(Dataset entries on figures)
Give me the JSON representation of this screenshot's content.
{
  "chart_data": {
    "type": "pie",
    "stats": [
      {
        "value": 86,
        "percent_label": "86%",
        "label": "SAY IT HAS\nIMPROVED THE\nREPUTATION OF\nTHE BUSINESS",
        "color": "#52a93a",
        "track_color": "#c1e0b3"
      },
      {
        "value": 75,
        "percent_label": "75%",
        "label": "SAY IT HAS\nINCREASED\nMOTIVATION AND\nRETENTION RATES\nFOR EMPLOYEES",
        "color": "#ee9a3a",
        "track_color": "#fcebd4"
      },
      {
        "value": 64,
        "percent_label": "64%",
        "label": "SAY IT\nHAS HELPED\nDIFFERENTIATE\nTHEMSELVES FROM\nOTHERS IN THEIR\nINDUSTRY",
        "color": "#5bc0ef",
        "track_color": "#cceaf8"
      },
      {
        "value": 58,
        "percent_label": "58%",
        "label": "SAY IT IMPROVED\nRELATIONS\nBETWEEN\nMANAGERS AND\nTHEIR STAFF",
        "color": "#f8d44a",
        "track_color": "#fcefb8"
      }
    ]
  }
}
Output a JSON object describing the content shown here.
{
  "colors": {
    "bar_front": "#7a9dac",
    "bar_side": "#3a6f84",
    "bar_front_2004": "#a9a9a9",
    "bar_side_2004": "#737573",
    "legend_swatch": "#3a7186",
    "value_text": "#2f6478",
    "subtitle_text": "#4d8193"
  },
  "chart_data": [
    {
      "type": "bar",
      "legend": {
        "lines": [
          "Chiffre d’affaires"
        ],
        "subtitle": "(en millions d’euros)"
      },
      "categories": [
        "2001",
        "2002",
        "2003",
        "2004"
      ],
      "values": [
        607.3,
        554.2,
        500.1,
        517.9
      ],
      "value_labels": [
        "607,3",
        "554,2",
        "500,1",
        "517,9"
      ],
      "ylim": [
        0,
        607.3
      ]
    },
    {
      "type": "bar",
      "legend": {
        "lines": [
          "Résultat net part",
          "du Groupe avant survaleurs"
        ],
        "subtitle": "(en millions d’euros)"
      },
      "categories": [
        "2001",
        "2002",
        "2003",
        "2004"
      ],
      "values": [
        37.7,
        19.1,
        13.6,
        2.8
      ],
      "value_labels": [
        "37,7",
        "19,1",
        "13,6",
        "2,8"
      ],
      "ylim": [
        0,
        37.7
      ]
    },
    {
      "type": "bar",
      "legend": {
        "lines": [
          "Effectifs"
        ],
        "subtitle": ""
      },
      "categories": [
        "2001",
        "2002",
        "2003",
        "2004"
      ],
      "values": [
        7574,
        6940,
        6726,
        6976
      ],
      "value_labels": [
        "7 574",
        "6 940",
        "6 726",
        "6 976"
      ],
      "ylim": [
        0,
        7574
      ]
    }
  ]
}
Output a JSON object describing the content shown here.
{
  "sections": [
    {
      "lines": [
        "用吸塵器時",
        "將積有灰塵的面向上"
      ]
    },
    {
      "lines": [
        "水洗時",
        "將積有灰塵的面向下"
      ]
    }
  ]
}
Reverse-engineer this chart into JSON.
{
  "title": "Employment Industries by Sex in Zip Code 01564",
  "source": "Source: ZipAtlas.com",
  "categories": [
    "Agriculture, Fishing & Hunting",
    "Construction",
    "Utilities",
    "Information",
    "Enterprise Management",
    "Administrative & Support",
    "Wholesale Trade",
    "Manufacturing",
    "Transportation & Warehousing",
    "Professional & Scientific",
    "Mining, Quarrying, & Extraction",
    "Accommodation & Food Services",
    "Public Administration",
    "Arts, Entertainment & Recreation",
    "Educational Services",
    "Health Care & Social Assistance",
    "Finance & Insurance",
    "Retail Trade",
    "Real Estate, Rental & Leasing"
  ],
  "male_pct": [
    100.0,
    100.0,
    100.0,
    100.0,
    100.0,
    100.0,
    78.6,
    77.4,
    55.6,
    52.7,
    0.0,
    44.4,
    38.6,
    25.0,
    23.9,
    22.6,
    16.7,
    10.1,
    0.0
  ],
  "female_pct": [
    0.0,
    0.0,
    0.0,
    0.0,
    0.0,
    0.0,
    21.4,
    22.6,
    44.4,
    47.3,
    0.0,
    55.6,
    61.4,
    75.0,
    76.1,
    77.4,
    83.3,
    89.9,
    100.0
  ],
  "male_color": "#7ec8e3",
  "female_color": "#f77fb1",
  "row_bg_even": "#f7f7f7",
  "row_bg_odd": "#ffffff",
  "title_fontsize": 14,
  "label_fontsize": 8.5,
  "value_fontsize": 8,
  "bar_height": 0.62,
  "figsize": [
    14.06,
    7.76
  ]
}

» **Task statement**
Every line above should be printed again exactly as it stands.

» **Solution to this problem**
Give me the JSON representation of this screenshot's content.
{
  "chart_data": {
    "type": "pie",
    "stats": [
      {
        "value": 86,
        "percent_label": "86%",
        "label": "SAY IT HAS\nIMPROVED THE\nREPUTATION OF\nTHE BUSINESS",
        "color": "#52a93a",
        "track_color": "#c1e0b3"
      },
      {
        "value": 75,
        "percent_label": "75%",
        "label": "SAY IT HAS\nINCREASED\nMOTIVATION AND\nRETENTION RATES\nFOR EMPLOYEES",
        "color": "#ee9a3a",
        "track_color": "#fcebd4"
      },
      {
        "value": 64,
        "percent_label": "64%",
        "label": "SAY IT\nHAS HELPED\nDIFFERENTIATE\nTHEMSELVES FROM\nOTHERS IN THEIR\nINDUSTRY",
        "color": "#5bc0ef",
        "track_color": "#cceaf8"
      },
      {
        "value": 58,
        "percent_label": "58%",
        "label": "SAY IT IMPROVED\nRELATIONS\nBETWEEN\nMANAGERS AND\nTHEIR STAFF",
        "color": "#f8d44a",
        "track_color": "#fcefb8"
      }
    ]
  }
}
Output a JSON object describing the content shown here.
{
  "colors": {
    "bar_front": "#7a9dac",
    "bar_side": "#3a6f84",
    "bar_front_2004": "#a9a9a9",
    "bar_side_2004": "#737573",
    "legend_swatch": "#3a7186",
    "value_text": "#2f6478",
    "subtitle_text": "#4d8193"
  },
  "chart_data": [
    {
      "type": "bar",
      "legend": {
        "lines": [
          "Chiffre d’affaires"
        ],
        "subtitle": "(en millions d’euros)"
      },
      "categories": [
        "2001",
        "2002",
        "2003",
        "2004"
      ],
      "values": [
        607.3,
        554.2,
        500.1,
        517.9
      ],
      "value_labels": [
        "607,3",
        "554,2",
        "500,1",
        "517,9"
      ],
      "ylim": [
        0,
        607.3
      ]
    },
    {
      "type": "bar",
      "legend": {
        "lines": [
          "Résultat net part",
          "du Groupe avant survaleurs"
        ],
        "subtitle": "(en millions d’euros)"
      },
      "categories": [
        "2001",
        "2002",
        "2003",
        "2004"
      ],
      "values": [
        37.7,
        19.1,
        13.6,
        2.8
      ],
      "value_labels": [
        "37,7",
        "19,1",
        "13,6",
        "2,8"
      ],
      "ylim": [
        0,
        37.7
      ]
    },
    {
      "type": "bar",
      "legend": {
        "lines": [
          "Effectifs"
        ],
        "subtitle": ""
      },
      "categories": [
        "2001",
        "2002",
        "2003",
        "2004"
      ],
      "values": [
        7574,
        6940,
        6726,
        6976
      ],
      "value_labels": [
        "7 574",
        "6 940",
        "6 726",
        "6 976"
      ],
      "ylim": [
        0,
        7574
      ]
    }
  ]
}
Output a JSON object describing the content shown here.
{
  "sections": [
    {
      "lines": [
        "用吸塵器時",
        "將積有灰塵的面向上"
      ]
    },
    {
      "lines": [
        "水洗時",
        "將積有灰塵的面向下"
      ]
    }
  ]
}
Reverse-engineer this chart into JSON.
{
  "title": "Employment Industries by Sex in Zip Code 01564",
  "source": "Source: ZipAtlas.com",
  "categories": [
    "Agriculture, Fishing & Hunting",
    "Construction",
    "Utilities",
    "Information",
    "Enterprise Management",
    "Administrative & Support",
    "Wholesale Trade",
    "Manufacturing",
    "Transportation & Warehousing",
    "Professional & Scientific",
    "Mining, Quarrying, & Extraction",
    "Accommodation & Food Services",
    "Public Administration",
    "Arts, Entertainment & Recreation",
    "Educational Services",
    "Health Care & Social Assistance",
    "Finance & Insurance",
    "Retail Trade",
    "Real Estate, Rental & Leasing"
  ],
  "male_pct": [
    100.0,
    100.0,
    100.0,
    100.0,
    100.0,
    100.0,
    78.6,
    77.4,
    55.6,
    52.7,
    0.0,
    44.4,
    38.6,
    25.0,
    23.9,
    22.6,
    16.7,
    10.1,
    0.0
  ],
  "female_pct": [
    0.0,
    0.0,
    0.0,
    0.0,
    0.0,
    0.0,
    21.4,
    22.6,
    44.4,
    47.3,
    0.0,
    55.6,
    61.4,
    75.0,
    76.1,
    77.4,
    83.3,
    89.9,
    100.0
  ],
  "male_color": "#7ec8e3",
  "female_color": "#f77fb1",
  "row_bg_even": "#f7f7f7",
  "row_bg_odd": "#ffffff",
  "title_fontsize": 14,
  "label_fontsize": 8.5,
  "value_fontsize": 8,
  "bar_height": 0.62,
  "figsize": [
    14.06,
    7.76
  ]
}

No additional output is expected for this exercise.